• [EXERCISE REQUIREMENTS]
Word for word, restate every line of the material.

-=-=-

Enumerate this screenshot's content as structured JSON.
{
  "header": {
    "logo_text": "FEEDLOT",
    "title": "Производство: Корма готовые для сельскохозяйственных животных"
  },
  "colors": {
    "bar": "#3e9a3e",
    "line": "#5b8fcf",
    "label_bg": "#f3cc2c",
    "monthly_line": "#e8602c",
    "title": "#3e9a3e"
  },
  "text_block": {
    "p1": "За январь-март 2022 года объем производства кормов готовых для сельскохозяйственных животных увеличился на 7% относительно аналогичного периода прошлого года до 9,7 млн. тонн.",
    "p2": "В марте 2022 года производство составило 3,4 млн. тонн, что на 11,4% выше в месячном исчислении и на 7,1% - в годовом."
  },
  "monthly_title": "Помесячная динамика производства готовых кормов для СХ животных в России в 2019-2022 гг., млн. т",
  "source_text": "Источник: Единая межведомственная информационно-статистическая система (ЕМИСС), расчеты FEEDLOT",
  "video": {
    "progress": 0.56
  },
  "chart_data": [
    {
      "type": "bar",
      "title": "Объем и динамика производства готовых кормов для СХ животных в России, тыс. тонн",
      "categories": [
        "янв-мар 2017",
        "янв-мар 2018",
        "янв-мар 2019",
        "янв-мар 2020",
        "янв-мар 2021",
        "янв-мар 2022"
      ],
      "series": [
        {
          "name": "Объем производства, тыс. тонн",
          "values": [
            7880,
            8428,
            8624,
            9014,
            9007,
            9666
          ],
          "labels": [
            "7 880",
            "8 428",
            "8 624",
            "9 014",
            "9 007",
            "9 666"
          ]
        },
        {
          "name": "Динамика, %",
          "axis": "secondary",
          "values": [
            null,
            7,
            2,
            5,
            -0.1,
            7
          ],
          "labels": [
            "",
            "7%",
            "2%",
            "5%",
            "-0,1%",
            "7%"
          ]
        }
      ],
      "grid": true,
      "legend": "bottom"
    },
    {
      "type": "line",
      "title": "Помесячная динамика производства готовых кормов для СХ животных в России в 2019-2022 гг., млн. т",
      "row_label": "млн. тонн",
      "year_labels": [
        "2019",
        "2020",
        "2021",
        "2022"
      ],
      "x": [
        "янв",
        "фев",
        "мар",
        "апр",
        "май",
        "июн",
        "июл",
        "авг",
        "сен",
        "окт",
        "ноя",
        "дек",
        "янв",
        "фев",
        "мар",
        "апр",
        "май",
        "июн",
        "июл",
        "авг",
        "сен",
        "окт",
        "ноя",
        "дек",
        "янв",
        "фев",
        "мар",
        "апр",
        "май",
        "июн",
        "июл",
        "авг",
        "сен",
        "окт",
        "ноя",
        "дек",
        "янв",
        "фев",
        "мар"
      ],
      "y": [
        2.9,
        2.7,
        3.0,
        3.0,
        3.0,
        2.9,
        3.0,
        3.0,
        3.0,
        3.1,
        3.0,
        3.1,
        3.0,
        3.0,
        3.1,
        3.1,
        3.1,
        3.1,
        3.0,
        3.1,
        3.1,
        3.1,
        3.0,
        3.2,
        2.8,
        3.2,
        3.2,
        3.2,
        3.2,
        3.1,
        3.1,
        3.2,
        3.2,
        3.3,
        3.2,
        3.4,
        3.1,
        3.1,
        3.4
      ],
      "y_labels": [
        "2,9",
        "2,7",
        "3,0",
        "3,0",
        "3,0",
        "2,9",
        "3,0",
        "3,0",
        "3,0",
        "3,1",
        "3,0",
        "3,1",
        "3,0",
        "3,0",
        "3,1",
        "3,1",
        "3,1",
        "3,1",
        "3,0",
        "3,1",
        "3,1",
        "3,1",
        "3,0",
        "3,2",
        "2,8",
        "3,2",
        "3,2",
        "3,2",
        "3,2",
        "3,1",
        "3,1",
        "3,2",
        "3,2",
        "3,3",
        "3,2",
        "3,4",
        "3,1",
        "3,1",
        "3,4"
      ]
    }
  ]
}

-=-=-

• [CORRECT RESPONSE]
Enumerate this screenshot's content as structured JSON.
{
  "header": {
    "logo_text": "FEEDLOT",
    "title": "Производство: Корма готовые для сельскохозяйственных животных"
  },
  "colors": {
    "bar": "#3e9a3e",
    "line": "#5b8fcf",
    "label_bg": "#f3cc2c",
    "monthly_line": "#e8602c",
    "title": "#3e9a3e"
  },
  "text_block": {
    "p1": "За январь-март 2022 года объем производства кормов готовых для сельскохозяйственных животных увеличился на 7% относительно аналогичного периода прошлого года до 9,7 млн. тонн.",
    "p2": "В марте 2022 года производство составило 3,4 млн. тонн, что на 11,4% выше в месячном исчислении и на 7,1% - в годовом."
  },
  "monthly_title": "Помесячная динамика производства готовых кормов для СХ животных в России в 2019-2022 гг., млн. т",
  "source_text": "Источник: Единая межведомственная информационно-статистическая система (ЕМИСС), расчеты FEEDLOT",
  "video": {
    "progress": 0.56
  },
  "chart_data": [
    {
      "type": "bar",
      "title": "Объем и динамика производства готовых кормов для СХ животных в России, тыс. тонн",
      "categories": [
        "янв-мар 2017",
        "янв-мар 2018",
        "янв-мар 2019",
        "янв-мар 2020",
        "янв-мар 2021",
        "янв-мар 2022"
      ],
      "series": [
        {
          "name": "Объем производства, тыс. тонн",
          "values": [
            7880,
            8428,
            8624,
            9014,
            9007,
            9666
          ],
          "labels": [
            "7 880",
            "8 428",
            "8 624",
            "9 014",
            "9 007",
            "9 666"
          ]
        },
        {
          "name": "Динамика, %",
          "axis": "secondary",
          "values": [
            null,
            7,
            2,
            5,
            -0.1,
            7
          ],
          "labels": [
            "",
            "7%",
            "2%",
            "5%",
            "-0,1%",
            "7%"
          ]
        }
      ],
      "grid": true,
      "legend": "bottom"
    },
    {
      "type": "line",
      "title": "Помесячная динамика производства готовых кормов для СХ животных в России в 2019-2022 гг., млн. т",
      "row_label": "млн. тонн",
      "year_labels": [
        "2019",
        "2020",
        "2021",
        "2022"
      ],
      "x": [
        "янв",
        "фев",
        "мар",
        "апр",
        "май",
        "июн",
        "июл",
        "авг",
        "сен",
        "окт",
        "ноя",
        "дек",
        "янв",
        "фев",
        "мар",
        "апр",
        "май",
        "июн",
        "июл",
        "авг",
        "сен",
        "окт",
        "ноя",
        "дек",
        "янв",
        "фев",
        "мар",
        "апр",
        "май",
        "июн",
        "июл",
        "авг",
        "сен",
        "окт",
        "ноя",
        "дек",
        "янв",
        "фев",
        "мар"
      ],
      "y": [
        2.9,
        2.7,
        3.0,
        3.0,
        3.0,
        2.9,
        3.0,
        3.0,
        3.0,
        3.1,
        3.0,
        3.1,
        3.0,
        3.0,
        3.1,
        3.1,
        3.1,
        3.1,
        3.0,
        3.1,
        3.1,
        3.1,
        3.0,
        3.2,
        2.8,
        3.2,
        3.2,
        3.2,
        3.2,
        3.1,
        3.1,
        3.2,
        3.2,
        3.3,
        3.2,
        3.4,
        3.1,
        3.1,
        3.4
      ],
      "y_labels": [
        "2,9",
        "2,7",
        "3,0",
        "3,0",
        "3,0",
        "2,9",
        "3,0",
        "3,0",
        "3,0",
        "3,1",
        "3,0",
        "3,1",
        "3,0",
        "3,0",
        "3,1",
        "3,1",
        "3,1",
        "3,1",
        "3,0",
        "3,1",
        "3,1",
        "3,1",
        "3,0",
        "3,2",
        "2,8",
        "3,2",
        "3,2",
        "3,2",
        "3,2",
        "3,1",
        "3,1",
        "3,2",
        "3,2",
        "3,3",
        "3,2",
        "3,4",
        "3,1",
        "3,1",
        "3,4"
      ]
    }
  ]
}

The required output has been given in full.